▸ Problem details: Restate the records word for word. Include no pictures.

▸ Stored items:

◆ ◆ ◆ ◆ ◆

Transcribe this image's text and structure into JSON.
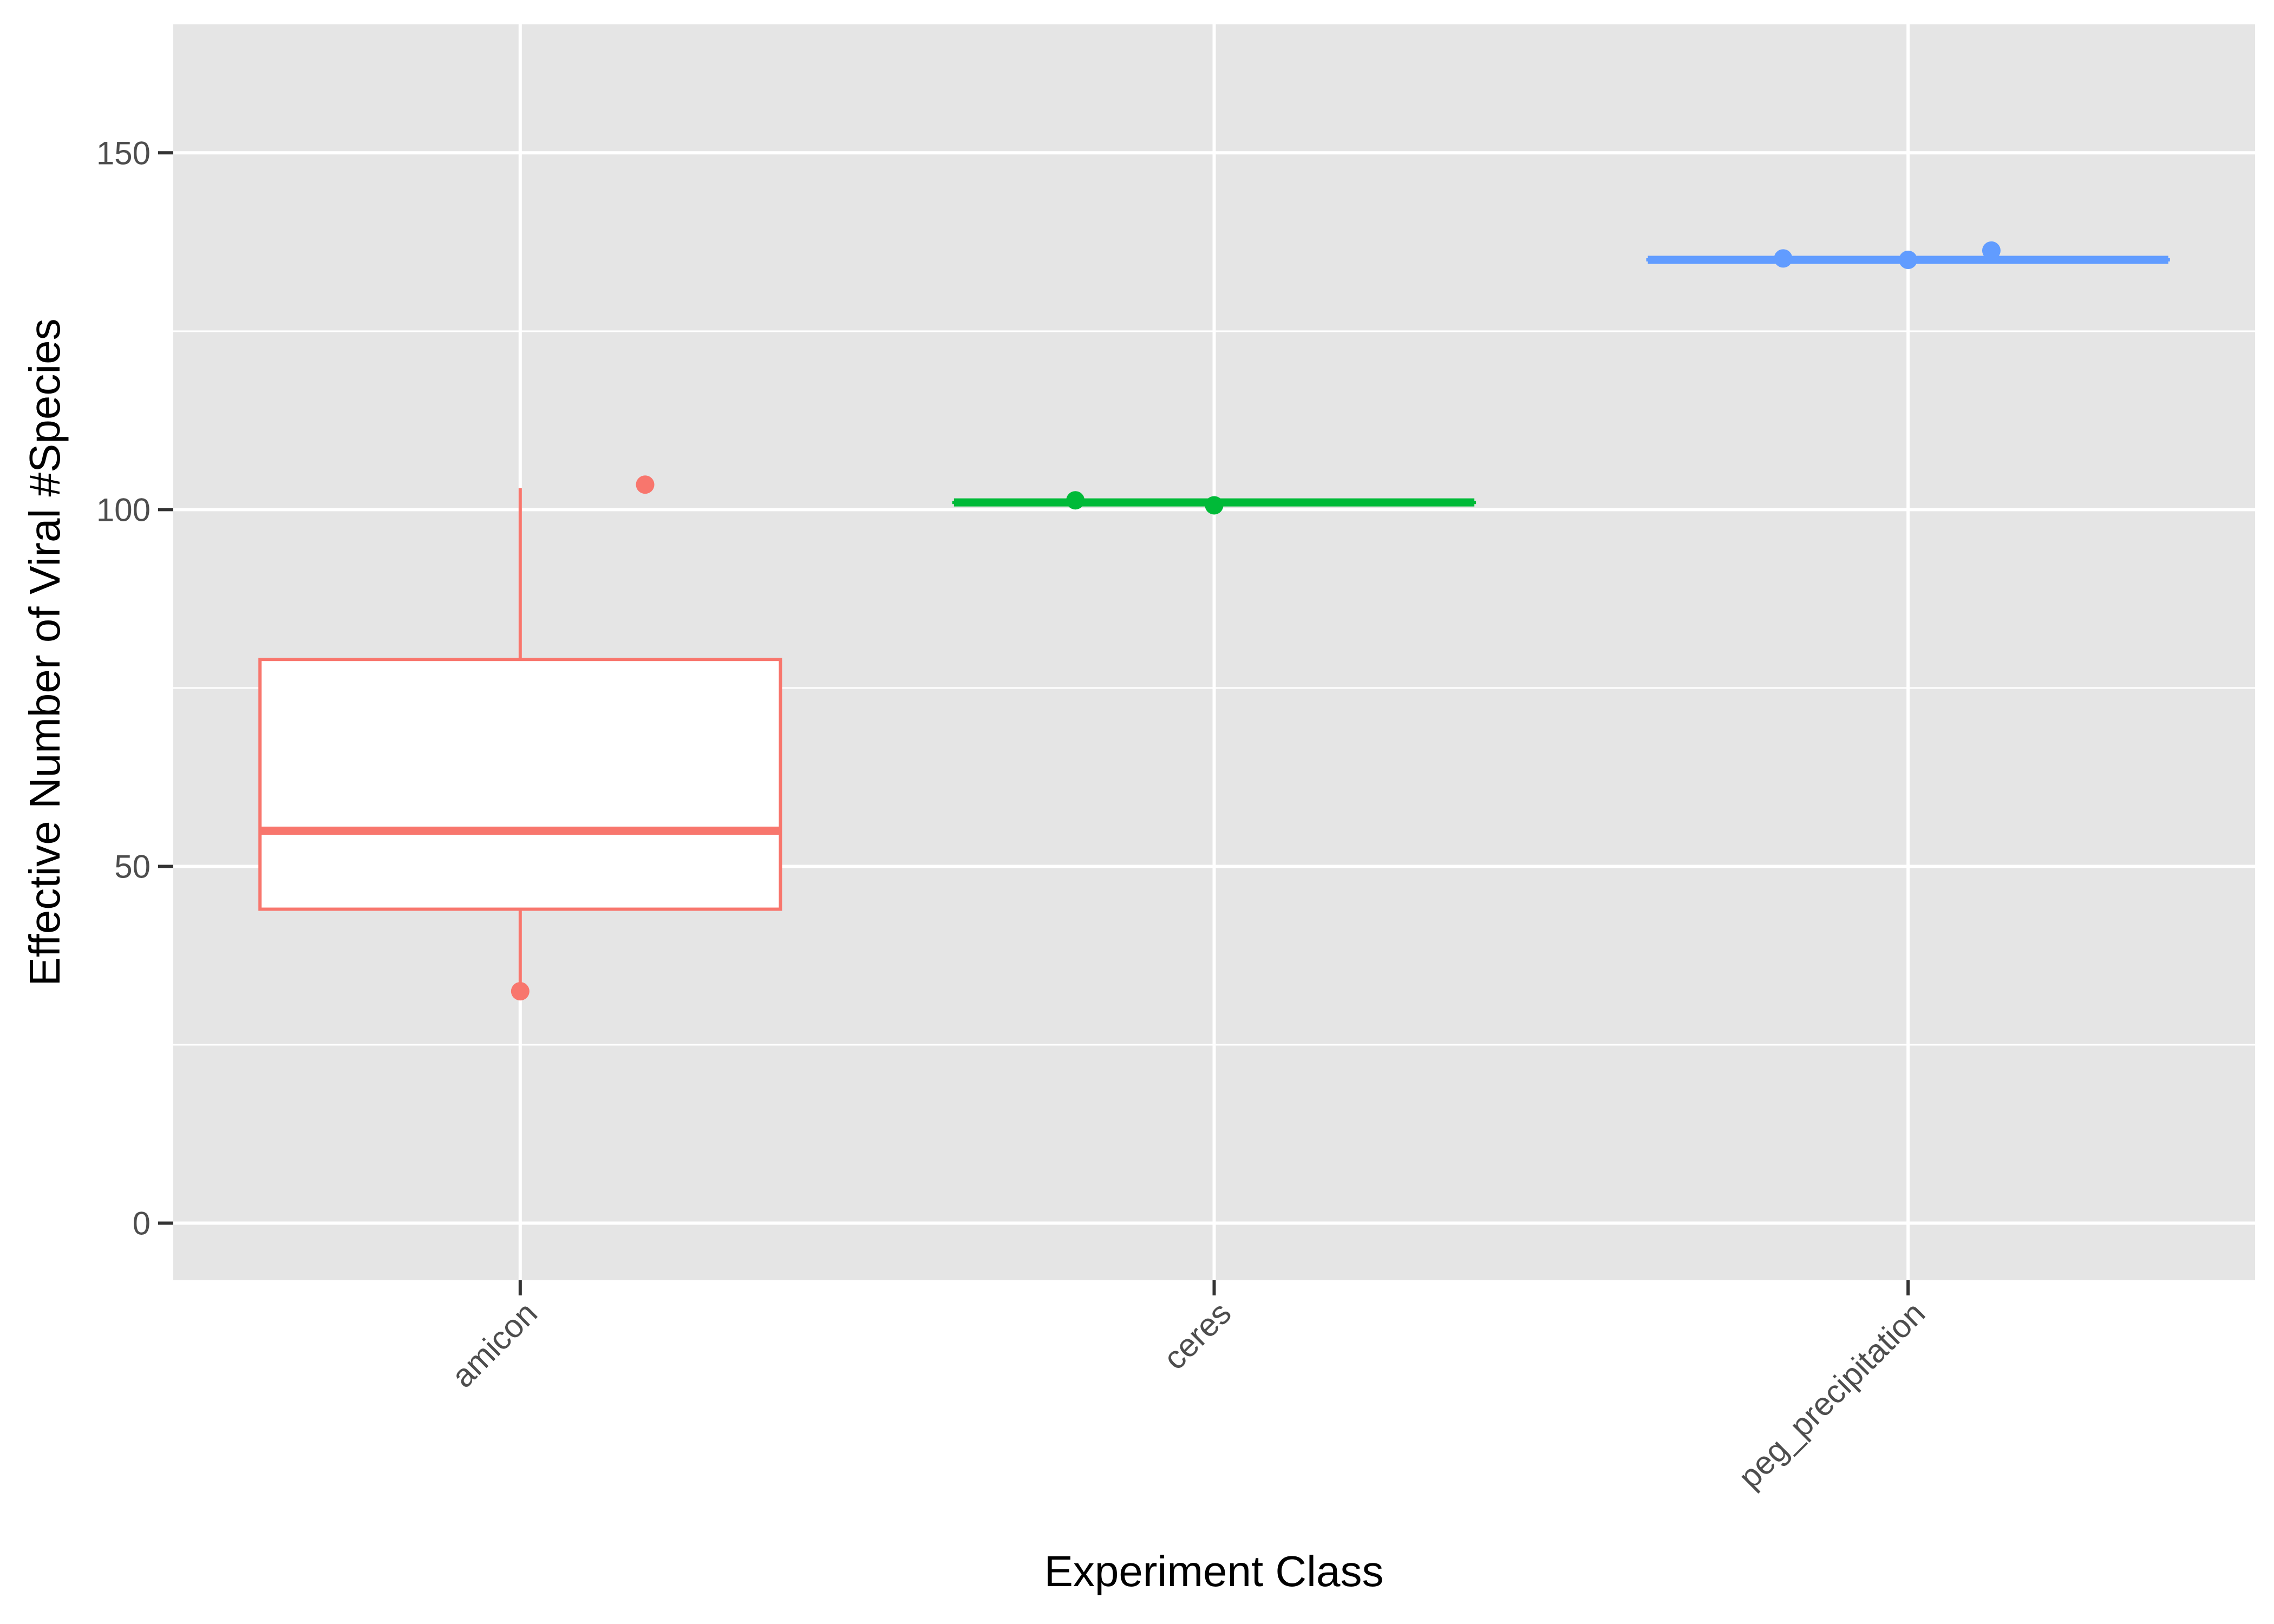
{
  "chart_data": {
    "type": "box",
    "xlabel": "Experiment Class",
    "ylabel": "Effective Number of Viral #Species",
    "ylim": [
      -8,
      168
    ],
    "yticks": [
      0,
      50,
      100,
      150
    ],
    "categories": [
      "amicon",
      "ceres",
      "peg_precipitation"
    ],
    "boxes": [
      {
        "category": "amicon",
        "color": "#F8766D",
        "q1": 44,
        "median": 55,
        "q3": 79,
        "whisker_low": 33,
        "whisker_high": 103
      },
      {
        "category": "ceres",
        "color": "#00BA38",
        "q1": 101,
        "median": 101,
        "q3": 101,
        "whisker_low": 101,
        "whisker_high": 101
      },
      {
        "category": "peg_precipitation",
        "color": "#619CFF",
        "q1": 135,
        "median": 135,
        "q3": 135,
        "whisker_low": 135,
        "whisker_high": 135
      }
    ],
    "points": [
      {
        "category": "amicon",
        "jitter": 0.18,
        "y": 103.5
      },
      {
        "category": "amicon",
        "jitter": 0.0,
        "y": 32.5
      },
      {
        "category": "ceres",
        "jitter": -0.2,
        "y": 101.3
      },
      {
        "category": "ceres",
        "jitter": 0.0,
        "y": 100.6
      },
      {
        "category": "peg_precipitation",
        "jitter": -0.18,
        "y": 135.2
      },
      {
        "category": "peg_precipitation",
        "jitter": 0.0,
        "y": 135.0
      },
      {
        "category": "peg_precipitation",
        "jitter": 0.12,
        "y": 136.3
      }
    ],
    "grid": true,
    "legend": "none",
    "colors": {
      "panel_background": "#E5E5E5",
      "grid_line": "#FFFFFF",
      "box_fill": "#FFFFFF",
      "tick_text": "#4D4D4D",
      "tick_mark": "#333333"
    }
  }
}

◆ ◆ ◆ ◆ ◆

▸ Solution for this problem:
Transcribe this image's text and structure into JSON.
{
  "chart_data": {
    "type": "box",
    "xlabel": "Experiment Class",
    "ylabel": "Effective Number of Viral #Species",
    "ylim": [
      -8,
      168
    ],
    "yticks": [
      0,
      50,
      100,
      150
    ],
    "categories": [
      "amicon",
      "ceres",
      "peg_precipitation"
    ],
    "boxes": [
      {
        "category": "amicon",
        "color": "#F8766D",
        "q1": 44,
        "median": 55,
        "q3": 79,
        "whisker_low": 33,
        "whisker_high": 103
      },
      {
        "category": "ceres",
        "color": "#00BA38",
        "q1": 101,
        "median": 101,
        "q3": 101,
        "whisker_low": 101,
        "whisker_high": 101
      },
      {
        "category": "peg_precipitation",
        "color": "#619CFF",
        "q1": 135,
        "median": 135,
        "q3": 135,
        "whisker_low": 135,
        "whisker_high": 135
      }
    ],
    "points": [
      {
        "category": "amicon",
        "jitter": 0.18,
        "y": 103.5
      },
      {
        "category": "amicon",
        "jitter": 0.0,
        "y": 32.5
      },
      {
        "category": "ceres",
        "jitter": -0.2,
        "y": 101.3
      },
      {
        "category": "ceres",
        "jitter": 0.0,
        "y": 100.6
      },
      {
        "category": "peg_precipitation",
        "jitter": -0.18,
        "y": 135.2
      },
      {
        "category": "peg_precipitation",
        "jitter": 0.0,
        "y": 135.0
      },
      {
        "category": "peg_precipitation",
        "jitter": 0.12,
        "y": 136.3
      }
    ],
    "grid": true,
    "legend": "none",
    "colors": {
      "panel_background": "#E5E5E5",
      "grid_line": "#FFFFFF",
      "box_fill": "#FFFFFF",
      "tick_text": "#4D4D4D",
      "tick_mark": "#333333"
    }
  }
}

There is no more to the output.